● Directions
• 1. Summarize the blog post about Chester F. Kirk in two sentences.
• 2. According to the blog post about Chester F. Kirk, how many of his children lived to adulthood?
• 3. From the blog post about Chester F. Kirk, reproduce the passage from "Friday, August 1, 2014" up to and including "story or four...".

● Supplied text
= = = = =

Friday, August 1, 2014

52 Ancestors: #31, Chester F. Kirk, Part 1: From Maine to Bristol

Some time ago, in my fourteenth "52 Ancestors" post, The Not-So-Honorary Aunts, I said of my paternal grandfather:
To be more precise, he had been married four times previously, and there were several other children, but that's another story or four...
Chester F. Kirk, date unknown1
To be even more precise, Chester Kirk had a total of five wives, one other "liaison," and
nine children, including one stillborn, two who died in infancy, and six who lived to adulthood. At least, that's all I know of. It wouldn't surprise me in the least if there were others (wives, liaisons, and/or children) yet to be found. Curiosity has led me to research Chester's many relationships and try to find out what happened to all those step-grandmothers and half-uncles.

Herewith the first of "another story or four" (or maybe even more). This one is about Chester's early years, his move to Connecticut, and his first wife.

= = = = =

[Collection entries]

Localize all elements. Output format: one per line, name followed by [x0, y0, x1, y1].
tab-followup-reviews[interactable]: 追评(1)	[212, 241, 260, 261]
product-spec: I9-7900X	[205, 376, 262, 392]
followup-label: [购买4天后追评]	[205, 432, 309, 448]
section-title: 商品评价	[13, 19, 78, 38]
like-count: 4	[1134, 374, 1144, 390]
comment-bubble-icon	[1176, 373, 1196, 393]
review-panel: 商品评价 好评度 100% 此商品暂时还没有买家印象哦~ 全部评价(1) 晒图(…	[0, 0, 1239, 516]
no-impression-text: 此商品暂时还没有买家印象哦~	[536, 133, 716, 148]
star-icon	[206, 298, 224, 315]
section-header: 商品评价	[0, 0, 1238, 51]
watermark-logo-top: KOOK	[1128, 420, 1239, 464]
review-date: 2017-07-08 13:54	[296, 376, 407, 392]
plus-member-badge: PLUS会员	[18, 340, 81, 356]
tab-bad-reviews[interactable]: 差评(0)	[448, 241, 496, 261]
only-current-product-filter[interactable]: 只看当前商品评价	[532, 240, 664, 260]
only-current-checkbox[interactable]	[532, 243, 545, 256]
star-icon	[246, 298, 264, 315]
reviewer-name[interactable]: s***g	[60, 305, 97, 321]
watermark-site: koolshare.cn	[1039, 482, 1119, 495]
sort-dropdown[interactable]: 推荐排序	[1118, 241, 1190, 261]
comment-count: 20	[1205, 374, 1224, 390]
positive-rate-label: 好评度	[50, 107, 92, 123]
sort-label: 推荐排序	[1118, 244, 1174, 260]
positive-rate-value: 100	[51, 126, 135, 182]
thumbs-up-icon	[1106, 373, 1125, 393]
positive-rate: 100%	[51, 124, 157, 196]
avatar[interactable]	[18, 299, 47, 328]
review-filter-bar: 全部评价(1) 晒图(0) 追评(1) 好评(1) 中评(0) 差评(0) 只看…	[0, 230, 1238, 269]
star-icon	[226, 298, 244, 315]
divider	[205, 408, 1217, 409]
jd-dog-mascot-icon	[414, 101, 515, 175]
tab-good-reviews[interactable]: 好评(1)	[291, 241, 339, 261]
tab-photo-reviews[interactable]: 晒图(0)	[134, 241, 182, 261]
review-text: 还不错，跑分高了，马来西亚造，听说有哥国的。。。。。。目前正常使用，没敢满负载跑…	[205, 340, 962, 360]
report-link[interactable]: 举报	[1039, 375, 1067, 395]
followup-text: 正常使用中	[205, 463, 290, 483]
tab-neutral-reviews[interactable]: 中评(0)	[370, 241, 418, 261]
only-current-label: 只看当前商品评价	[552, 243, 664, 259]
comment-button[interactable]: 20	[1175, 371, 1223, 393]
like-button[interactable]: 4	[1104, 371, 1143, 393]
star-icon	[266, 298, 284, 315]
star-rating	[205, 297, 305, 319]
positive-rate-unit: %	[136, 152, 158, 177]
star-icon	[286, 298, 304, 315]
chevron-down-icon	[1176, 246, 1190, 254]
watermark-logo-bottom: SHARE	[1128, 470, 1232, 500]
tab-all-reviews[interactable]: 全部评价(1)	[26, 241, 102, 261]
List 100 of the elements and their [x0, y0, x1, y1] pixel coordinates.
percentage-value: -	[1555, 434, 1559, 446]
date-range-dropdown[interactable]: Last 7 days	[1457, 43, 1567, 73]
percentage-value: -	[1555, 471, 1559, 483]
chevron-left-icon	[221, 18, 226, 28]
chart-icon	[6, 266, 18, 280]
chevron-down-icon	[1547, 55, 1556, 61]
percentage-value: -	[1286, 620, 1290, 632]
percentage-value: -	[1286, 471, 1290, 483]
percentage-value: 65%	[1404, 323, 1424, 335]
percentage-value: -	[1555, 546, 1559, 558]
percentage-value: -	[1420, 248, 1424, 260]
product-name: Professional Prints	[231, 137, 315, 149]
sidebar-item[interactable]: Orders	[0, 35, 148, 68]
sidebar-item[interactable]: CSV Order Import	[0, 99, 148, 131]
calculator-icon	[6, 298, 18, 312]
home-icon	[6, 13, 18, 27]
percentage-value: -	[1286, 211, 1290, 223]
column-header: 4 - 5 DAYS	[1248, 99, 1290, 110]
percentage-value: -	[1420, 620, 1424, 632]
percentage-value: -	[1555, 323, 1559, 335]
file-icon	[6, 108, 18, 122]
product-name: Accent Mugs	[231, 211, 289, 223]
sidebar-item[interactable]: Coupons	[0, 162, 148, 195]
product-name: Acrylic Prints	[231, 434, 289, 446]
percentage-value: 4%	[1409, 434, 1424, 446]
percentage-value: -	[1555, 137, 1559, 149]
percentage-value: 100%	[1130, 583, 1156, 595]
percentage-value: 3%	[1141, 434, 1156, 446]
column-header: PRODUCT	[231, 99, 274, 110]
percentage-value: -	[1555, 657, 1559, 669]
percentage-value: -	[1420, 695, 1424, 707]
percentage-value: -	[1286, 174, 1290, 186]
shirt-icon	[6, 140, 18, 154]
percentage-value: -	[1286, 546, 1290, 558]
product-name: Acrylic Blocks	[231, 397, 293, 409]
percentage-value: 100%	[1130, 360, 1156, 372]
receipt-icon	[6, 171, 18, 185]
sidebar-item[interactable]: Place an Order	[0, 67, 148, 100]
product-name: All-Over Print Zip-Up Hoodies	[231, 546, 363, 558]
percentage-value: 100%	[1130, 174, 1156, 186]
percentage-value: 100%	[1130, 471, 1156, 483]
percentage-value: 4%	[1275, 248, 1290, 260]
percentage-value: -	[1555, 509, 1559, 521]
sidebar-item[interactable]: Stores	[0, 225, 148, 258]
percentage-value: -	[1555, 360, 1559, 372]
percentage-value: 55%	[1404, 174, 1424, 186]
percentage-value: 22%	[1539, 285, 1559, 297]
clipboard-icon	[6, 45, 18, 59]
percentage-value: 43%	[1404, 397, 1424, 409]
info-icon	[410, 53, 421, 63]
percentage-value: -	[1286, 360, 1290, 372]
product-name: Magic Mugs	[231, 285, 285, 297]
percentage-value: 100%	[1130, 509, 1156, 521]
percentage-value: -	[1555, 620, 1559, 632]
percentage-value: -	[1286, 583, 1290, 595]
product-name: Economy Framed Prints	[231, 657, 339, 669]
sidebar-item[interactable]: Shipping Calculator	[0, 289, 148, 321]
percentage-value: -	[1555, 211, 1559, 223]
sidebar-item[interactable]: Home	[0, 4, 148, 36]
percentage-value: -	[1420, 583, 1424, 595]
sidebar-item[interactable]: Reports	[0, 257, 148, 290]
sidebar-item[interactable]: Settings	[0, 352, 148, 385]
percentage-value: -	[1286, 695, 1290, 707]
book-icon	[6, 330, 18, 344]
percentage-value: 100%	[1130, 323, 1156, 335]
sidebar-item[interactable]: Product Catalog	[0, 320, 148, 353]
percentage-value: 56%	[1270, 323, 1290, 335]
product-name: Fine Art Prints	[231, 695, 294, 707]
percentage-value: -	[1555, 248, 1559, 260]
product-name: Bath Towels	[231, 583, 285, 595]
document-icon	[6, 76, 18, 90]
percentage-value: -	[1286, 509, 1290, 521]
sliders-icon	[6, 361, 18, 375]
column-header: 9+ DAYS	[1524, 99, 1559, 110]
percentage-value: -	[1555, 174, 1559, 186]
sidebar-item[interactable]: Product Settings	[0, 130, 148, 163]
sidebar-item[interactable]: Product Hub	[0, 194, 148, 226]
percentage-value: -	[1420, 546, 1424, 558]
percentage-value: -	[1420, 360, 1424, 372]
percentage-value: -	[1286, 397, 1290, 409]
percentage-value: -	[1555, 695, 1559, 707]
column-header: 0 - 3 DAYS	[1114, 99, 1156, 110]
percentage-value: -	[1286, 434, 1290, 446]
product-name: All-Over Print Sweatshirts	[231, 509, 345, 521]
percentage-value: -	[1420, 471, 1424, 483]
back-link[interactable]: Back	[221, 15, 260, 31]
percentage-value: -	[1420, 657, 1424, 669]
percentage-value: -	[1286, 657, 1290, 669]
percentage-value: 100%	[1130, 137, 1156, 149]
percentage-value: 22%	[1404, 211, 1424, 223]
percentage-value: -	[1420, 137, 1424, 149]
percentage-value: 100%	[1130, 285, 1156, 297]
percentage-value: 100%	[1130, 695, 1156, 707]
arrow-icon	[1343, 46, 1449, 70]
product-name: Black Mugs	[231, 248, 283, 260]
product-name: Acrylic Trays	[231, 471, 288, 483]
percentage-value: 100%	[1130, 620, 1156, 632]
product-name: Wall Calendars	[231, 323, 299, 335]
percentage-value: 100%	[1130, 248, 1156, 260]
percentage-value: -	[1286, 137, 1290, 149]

= = = = =

● Solutions by task
• 1. Chester F. Kirk, the writer's paternal grandfather, had five wives, one other "liaison," and nine children, of whom one was stillborn, two died in infancy, and six lived to adulthood. Curious about his many relationships, the writer is researching them, and this first installment covers his early years, his move to Connecticut, and his first wife.

• 2. Six.

• 3.
Friday, August 1, 2014

52 Ancestors: #31, Chester F. Kirk, Part 1: From Maine to Bristol

Some time ago, in my fourteenth "52 Ancestors" post, The Not-So-Honorary Aunts, I said of my paternal grandfather:
To be more precise, he had been married four times previously, and there were several other children, but that's another story or four...